(Items from a dataset)
┌──

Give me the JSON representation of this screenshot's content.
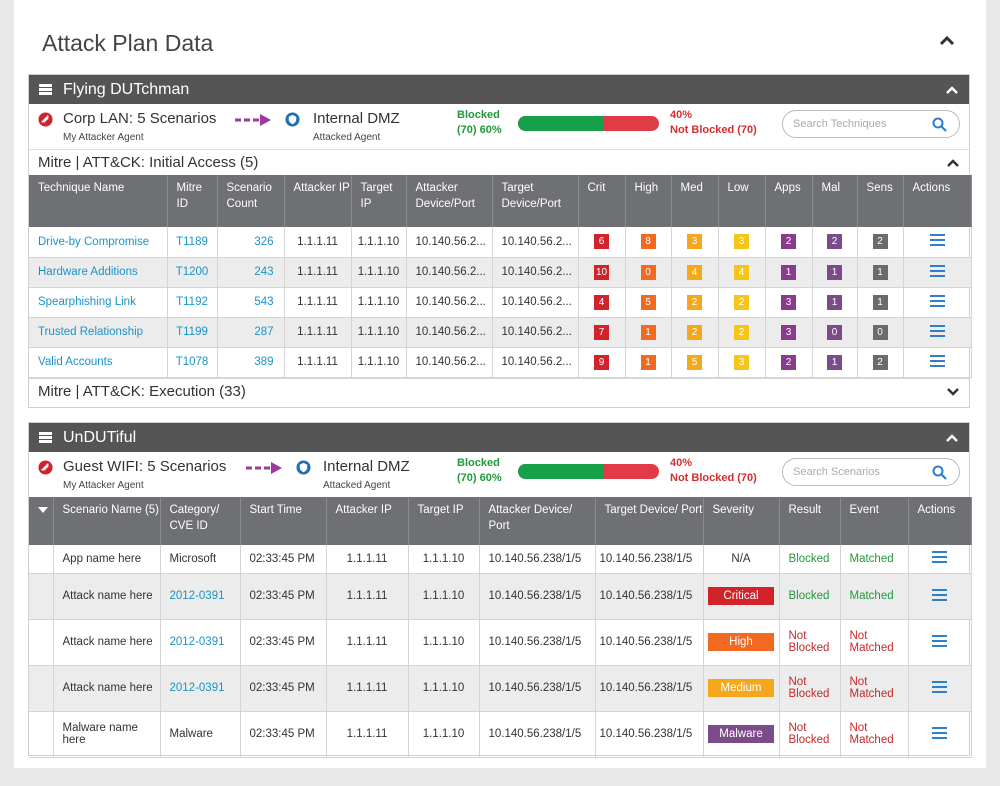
{
  "page": {
    "title": "Attack Plan Data"
  },
  "colors": {
    "crit": "#d2232a",
    "high": "#f26a21",
    "med": "#f5a81c",
    "low": "#f5c518",
    "apps": "#8a3c8c",
    "mal": "#7b4b8a",
    "sens": "#6b6b6b",
    "blocked": "#17a04a",
    "notblocked": "#e03b46"
  },
  "panel1": {
    "title": "Flying DUTchman",
    "source_name": "Corp LAN:",
    "source_scenarios": "5 Scenarios",
    "source_sub": "My Attacker Agent",
    "target_name": "Internal DMZ",
    "target_sub": "Attacked Agent",
    "blocked_label": "Blocked",
    "blocked_count": "(70)",
    "blocked_pct": "60%",
    "blocked_fraction": 0.6,
    "notblocked_pct": "40%",
    "notblocked_label": "Not Blocked (70)",
    "search_placeholder": "Search Techniques",
    "group1_title": "Mitre | ATT&CK: Initial Access (5)",
    "group2_title": "Mitre | ATT&CK: Execution (33)",
    "headers": [
      "Technique Name",
      "Mitre ID",
      "Scenario Count",
      "Attacker IP",
      "Target IP",
      "Attacker Device/Port",
      "Target Device/Port",
      "Crit",
      "High",
      "Med",
      "Low",
      "Apps",
      "Mal",
      "Sens",
      "Actions"
    ],
    "rows": [
      {
        "name": "Drive-by Compromise",
        "id": "T1189",
        "count": "326",
        "aip": "1.1.1.11",
        "tip": "1.1.1.10",
        "adev": "10.140.56.2...",
        "tdev": "10.140.56.2...",
        "crit": "6",
        "high": "8",
        "med": "3",
        "low": "3",
        "apps": "2",
        "mal": "2",
        "sens": "2"
      },
      {
        "name": "Hardware Additions",
        "id": "T1200",
        "count": "243",
        "aip": "1.1.1.11",
        "tip": "1.1.1.10",
        "adev": "10.140.56.2...",
        "tdev": "10.140.56.2...",
        "crit": "10",
        "high": "0",
        "med": "4",
        "low": "4",
        "apps": "1",
        "mal": "1",
        "sens": "1"
      },
      {
        "name": "Spearphishing Link",
        "id": "T1192",
        "count": "543",
        "aip": "1.1.1.11",
        "tip": "1.1.1.10",
        "adev": "10.140.56.2...",
        "tdev": "10.140.56.2...",
        "crit": "4",
        "high": "5",
        "med": "2",
        "low": "2",
        "apps": "3",
        "mal": "1",
        "sens": "1"
      },
      {
        "name": "Trusted Relationship",
        "id": "T1199",
        "count": "287",
        "aip": "1.1.1.11",
        "tip": "1.1.1.10",
        "adev": "10.140.56.2...",
        "tdev": "10.140.56.2...",
        "crit": "7",
        "high": "1",
        "med": "2",
        "low": "2",
        "apps": "3",
        "mal": "0",
        "sens": "0"
      },
      {
        "name": "Valid Accounts",
        "id": "T1078",
        "count": "389",
        "aip": "1.1.1.11",
        "tip": "1.1.1.10",
        "adev": "10.140.56.2...",
        "tdev": "10.140.56.2...",
        "crit": "9",
        "high": "1",
        "med": "5",
        "low": "3",
        "apps": "2",
        "mal": "1",
        "sens": "2"
      }
    ]
  },
  "panel2": {
    "title": "UnDUTiful",
    "source_name": "Guest WIFI:",
    "source_scenarios": "5 Scenarios",
    "source_sub": "My Attacker Agent",
    "target_name": "Internal DMZ",
    "target_sub": "Attacked Agent",
    "blocked_label": "Blocked",
    "blocked_count": "(70)",
    "blocked_pct": "60%",
    "blocked_fraction": 0.6,
    "notblocked_pct": "40%",
    "notblocked_label": "Not Blocked (70)",
    "search_placeholder": "Search Scenarios",
    "headers": [
      "Scenario Name (5)",
      "Category/ CVE ID",
      "Start Time",
      "Attacker IP",
      "Target IP",
      "Attacker Device/ Port",
      "Target Device/ Port",
      "Severity",
      "Result",
      "Event",
      "Actions"
    ],
    "rows": [
      {
        "name": "App name here",
        "cat": "Microsoft",
        "cat_link": false,
        "time": "02:33:45 PM",
        "aip": "1.1.1.11",
        "tip": "1.1.1.10",
        "adev": "10.140.56.238/1/5",
        "tdev": "10.140.56.238/1/5",
        "sev": "N/A",
        "sev_color": "",
        "result": "Blocked",
        "result_ok": true,
        "event": "Matched",
        "event_ok": true
      },
      {
        "name": "Attack name here",
        "cat": "2012-0391",
        "cat_link": true,
        "time": "02:33:45 PM",
        "aip": "1.1.1.11",
        "tip": "1.1.1.10",
        "adev": "10.140.56.238/1/5",
        "tdev": "10.140.56.238/1/5",
        "sev": "Critical",
        "sev_color": "#d2232a",
        "result": "Blocked",
        "result_ok": true,
        "event": "Matched",
        "event_ok": true
      },
      {
        "name": "Attack name here",
        "cat": "2012-0391",
        "cat_link": true,
        "time": "02:33:45 PM",
        "aip": "1.1.1.11",
        "tip": "1.1.1.10",
        "adev": "10.140.56.238/1/5",
        "tdev": "10.140.56.238/1/5",
        "sev": "High",
        "sev_color": "#f26a21",
        "result": "Not Blocked",
        "result_ok": false,
        "event": "Not Matched",
        "event_ok": false
      },
      {
        "name": "Attack name here",
        "cat": "2012-0391",
        "cat_link": true,
        "time": "02:33:45 PM",
        "aip": "1.1.1.11",
        "tip": "1.1.1.10",
        "adev": "10.140.56.238/1/5",
        "tdev": "10.140.56.238/1/5",
        "sev": "Medium",
        "sev_color": "#f5a81c",
        "result": "Not Blocked",
        "result_ok": false,
        "event": "Not Matched",
        "event_ok": false
      },
      {
        "name": "Malware name here",
        "cat": "Malware",
        "cat_link": false,
        "time": "02:33:45 PM",
        "aip": "1.1.1.11",
        "tip": "1.1.1.10",
        "adev": "10.140.56.238/1/5",
        "tdev": "10.140.56.238/1/5",
        "sev": "Malware",
        "sev_color": "#7b4b8a",
        "result": "Not Blocked",
        "result_ok": false,
        "event": "Not Matched",
        "event_ok": false
      }
    ]
  }
}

└──

• WORK REQUIRED: Look through the entries and work out how many lines have the word "Search" in them; reply with that number only.

• RESULT OF THIS EXERCISE: 2